Per la Commissione Sanità di Gallarate sono arrivate sette candidature
Tra questi saranno scelti i cinque nomi di tecnici "laici", vale a dire non direttamente legati ai partiti
Sette domande per cinque posti: sono quelle pervenute – alla scadenza del 3 marzo – per la partecipazione alla Commissione Sanità del Comune di Gallarate, l’organismo istituito per discutere del progetto dell’ospedale unico Gallarate-Busto.
La commissione sarà composta da dieci rappresentanti dei gruppi consiliari, da altrettanti tecnici di fiducia di partiti e liste civiche e appunto da cinque nomi “laici”, vale a dire tecnici non direttamente espressione dei partiti.
A fronte della disponibilità a partecipare alla commissione, il numero di candidature emerse non è particolarmente rilevante, anche se una scelta andrà comunque operata. Lo riconosce anche il presidente del Consiglio comunale Giuseppe De Bernardi Martignoni: «Personalmente mi sarei aspettato un maggiore numero di domande per partecipare a questo organismo».

**CONSEGNA A:**
Rispondi alle domande seguenti sull'articolo relativo alla Commissione Sanità di Gallarate.
(i) Entro quale data dovevano pervenire le domande di partecipazione?
(ii) Quanti rappresentanti dei gruppi consiliari faranno parte della commissione?
(iii) Chi ha dichiarato di aspettarsi un maggiore numero di domande?
**CONSEGNA B:**
Prosegui l'articolo sulla Commissione Sanità di Gallarate a partire dalla sua ultima frase.

(Dati di segmentazione della pagina)
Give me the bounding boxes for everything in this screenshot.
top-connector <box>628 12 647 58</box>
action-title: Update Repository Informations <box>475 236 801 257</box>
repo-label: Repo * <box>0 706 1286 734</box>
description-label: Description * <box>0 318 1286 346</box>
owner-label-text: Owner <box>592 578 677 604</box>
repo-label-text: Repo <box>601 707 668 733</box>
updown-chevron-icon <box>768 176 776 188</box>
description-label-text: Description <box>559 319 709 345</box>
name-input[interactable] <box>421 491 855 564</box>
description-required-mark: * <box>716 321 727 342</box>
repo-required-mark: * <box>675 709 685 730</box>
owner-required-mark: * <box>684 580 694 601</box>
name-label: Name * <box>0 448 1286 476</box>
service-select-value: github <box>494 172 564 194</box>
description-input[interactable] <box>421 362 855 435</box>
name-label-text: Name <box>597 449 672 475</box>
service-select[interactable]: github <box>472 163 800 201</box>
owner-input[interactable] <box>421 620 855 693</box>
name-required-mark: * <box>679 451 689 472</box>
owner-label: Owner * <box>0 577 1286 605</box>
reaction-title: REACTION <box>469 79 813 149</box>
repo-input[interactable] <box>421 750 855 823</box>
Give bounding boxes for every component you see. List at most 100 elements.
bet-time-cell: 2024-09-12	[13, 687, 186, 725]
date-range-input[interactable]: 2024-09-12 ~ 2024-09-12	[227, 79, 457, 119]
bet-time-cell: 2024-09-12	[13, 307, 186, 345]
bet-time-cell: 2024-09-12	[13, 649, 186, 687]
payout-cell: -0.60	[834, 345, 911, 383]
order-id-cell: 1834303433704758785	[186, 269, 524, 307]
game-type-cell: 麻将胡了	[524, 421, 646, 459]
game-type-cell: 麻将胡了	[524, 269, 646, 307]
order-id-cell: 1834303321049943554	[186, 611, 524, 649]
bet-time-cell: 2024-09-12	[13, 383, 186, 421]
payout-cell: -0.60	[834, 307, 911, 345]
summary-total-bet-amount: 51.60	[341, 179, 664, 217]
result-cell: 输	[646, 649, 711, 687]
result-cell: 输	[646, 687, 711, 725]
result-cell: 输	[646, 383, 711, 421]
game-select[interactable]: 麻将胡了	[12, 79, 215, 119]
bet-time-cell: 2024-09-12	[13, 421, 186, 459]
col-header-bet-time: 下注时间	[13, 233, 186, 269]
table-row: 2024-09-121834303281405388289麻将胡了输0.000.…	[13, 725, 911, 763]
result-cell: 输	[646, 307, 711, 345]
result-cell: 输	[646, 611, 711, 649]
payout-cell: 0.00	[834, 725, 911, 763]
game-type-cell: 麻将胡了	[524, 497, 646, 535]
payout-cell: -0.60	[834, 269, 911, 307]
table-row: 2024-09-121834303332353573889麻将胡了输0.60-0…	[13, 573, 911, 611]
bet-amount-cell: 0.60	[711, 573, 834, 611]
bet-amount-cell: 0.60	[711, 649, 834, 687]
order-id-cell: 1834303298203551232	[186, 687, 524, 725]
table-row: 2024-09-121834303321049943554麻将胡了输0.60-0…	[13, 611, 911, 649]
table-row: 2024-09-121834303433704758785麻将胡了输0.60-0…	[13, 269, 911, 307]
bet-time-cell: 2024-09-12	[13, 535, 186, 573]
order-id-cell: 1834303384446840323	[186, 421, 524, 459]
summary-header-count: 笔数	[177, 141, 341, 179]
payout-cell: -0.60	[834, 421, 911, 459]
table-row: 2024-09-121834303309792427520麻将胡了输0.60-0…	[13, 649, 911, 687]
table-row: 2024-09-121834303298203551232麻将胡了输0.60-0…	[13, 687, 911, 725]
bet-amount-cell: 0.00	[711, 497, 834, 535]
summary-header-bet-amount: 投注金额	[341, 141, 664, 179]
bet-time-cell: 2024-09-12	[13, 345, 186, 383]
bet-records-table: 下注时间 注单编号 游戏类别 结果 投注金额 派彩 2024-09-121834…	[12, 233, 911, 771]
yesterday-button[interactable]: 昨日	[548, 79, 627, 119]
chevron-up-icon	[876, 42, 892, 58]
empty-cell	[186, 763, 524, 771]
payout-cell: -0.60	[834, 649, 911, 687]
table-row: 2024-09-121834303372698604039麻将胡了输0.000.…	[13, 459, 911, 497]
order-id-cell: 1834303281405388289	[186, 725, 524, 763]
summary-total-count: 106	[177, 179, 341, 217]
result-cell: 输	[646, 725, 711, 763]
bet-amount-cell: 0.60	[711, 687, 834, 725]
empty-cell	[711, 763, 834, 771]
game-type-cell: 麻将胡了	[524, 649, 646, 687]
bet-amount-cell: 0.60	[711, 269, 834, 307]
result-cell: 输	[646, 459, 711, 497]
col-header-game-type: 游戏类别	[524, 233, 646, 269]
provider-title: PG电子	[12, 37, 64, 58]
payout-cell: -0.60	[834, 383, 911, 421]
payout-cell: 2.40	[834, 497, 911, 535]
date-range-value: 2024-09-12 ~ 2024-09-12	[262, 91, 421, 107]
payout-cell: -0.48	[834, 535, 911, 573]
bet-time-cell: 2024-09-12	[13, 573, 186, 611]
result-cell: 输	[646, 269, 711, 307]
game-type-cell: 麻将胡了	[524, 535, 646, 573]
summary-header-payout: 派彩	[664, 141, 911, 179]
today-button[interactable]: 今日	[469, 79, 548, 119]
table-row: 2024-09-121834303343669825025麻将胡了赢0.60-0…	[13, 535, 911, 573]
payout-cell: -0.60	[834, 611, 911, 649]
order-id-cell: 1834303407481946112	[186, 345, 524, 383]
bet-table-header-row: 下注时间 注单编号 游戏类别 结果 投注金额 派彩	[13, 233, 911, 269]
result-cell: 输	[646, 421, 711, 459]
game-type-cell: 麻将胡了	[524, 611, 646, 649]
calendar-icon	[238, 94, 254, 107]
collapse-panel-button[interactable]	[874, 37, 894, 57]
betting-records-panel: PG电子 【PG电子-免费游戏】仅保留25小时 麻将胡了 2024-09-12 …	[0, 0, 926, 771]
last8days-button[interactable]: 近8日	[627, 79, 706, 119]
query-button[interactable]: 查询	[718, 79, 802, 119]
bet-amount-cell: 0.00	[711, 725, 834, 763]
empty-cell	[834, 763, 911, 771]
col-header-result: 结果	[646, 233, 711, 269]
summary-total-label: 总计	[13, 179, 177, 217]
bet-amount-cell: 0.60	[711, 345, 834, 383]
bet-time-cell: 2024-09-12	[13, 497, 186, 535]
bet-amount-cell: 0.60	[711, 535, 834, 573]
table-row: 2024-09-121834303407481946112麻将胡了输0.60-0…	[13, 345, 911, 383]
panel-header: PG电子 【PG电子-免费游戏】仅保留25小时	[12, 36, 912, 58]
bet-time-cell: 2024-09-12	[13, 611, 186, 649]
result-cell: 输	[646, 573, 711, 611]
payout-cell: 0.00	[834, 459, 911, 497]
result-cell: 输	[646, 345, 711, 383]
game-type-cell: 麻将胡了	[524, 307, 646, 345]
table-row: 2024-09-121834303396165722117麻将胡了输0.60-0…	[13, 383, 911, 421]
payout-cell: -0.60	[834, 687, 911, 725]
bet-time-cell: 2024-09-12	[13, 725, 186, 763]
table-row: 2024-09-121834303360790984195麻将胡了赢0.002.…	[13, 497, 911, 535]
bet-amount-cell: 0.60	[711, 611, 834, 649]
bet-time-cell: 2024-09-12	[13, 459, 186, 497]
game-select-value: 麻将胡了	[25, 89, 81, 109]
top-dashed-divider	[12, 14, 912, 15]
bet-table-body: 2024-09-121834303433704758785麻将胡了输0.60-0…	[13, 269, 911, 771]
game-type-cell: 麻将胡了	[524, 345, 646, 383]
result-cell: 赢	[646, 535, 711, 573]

**SOLUZIONE A:**
(i) Entro il 3 marzo.
(ii) Dieci.
(iii) Giuseppe De Bernardi Martignoni, presidente del Consiglio comunale.

**SOLUZIONE B:**
La scelta dei nomi verrà definita dai dieci capigruppo in consiglio: «Il 9 marzo ci troveremo per la valutazione delle candidature pervenute, andando poi a definire i cinque componenti “laici”» conferma Martignoni. Dopo la selezione fatta congiuntamente dalle forze di maggioranza e opposizione, la nomina formale verrà fatta dal sindaco Andrea Cassani.
Cos’è la Commissione Sanità di Gallarate e come sarà formata
La Commissione Sanità – a dispetto del nome più ampio – dovrà occuparsi soprattutto del progetto dell’ospedale unico e del destino dell’area dell’attuale ospedale Sant’Antonio Abate in centro città: un organismo che è stato istituito dopo che il Consiglio comunale ha deciso la deroga al processo partecipativo del Dibattito pubblico previsto per grandi opere.
I nomi “laici” dovranno essere selezionati sulla base delle competenze richieste, in ambito sanitario o in ambito urbanistico. Come notavamo in precedente articolo (dove trovate tutti i nomi), attualmente la stragrande maggioranza dei componenti indicati dai partiti è concentrata soprattutto sulle competenze sanitarie, meno sul tema urbanistico, che pure è centrale, visto che l’inserimento di un nuovo ospedale e la ridefinizione dell’area del Sant’Antonio Abate è un tema complesso anche dal punto di vista urbanistico.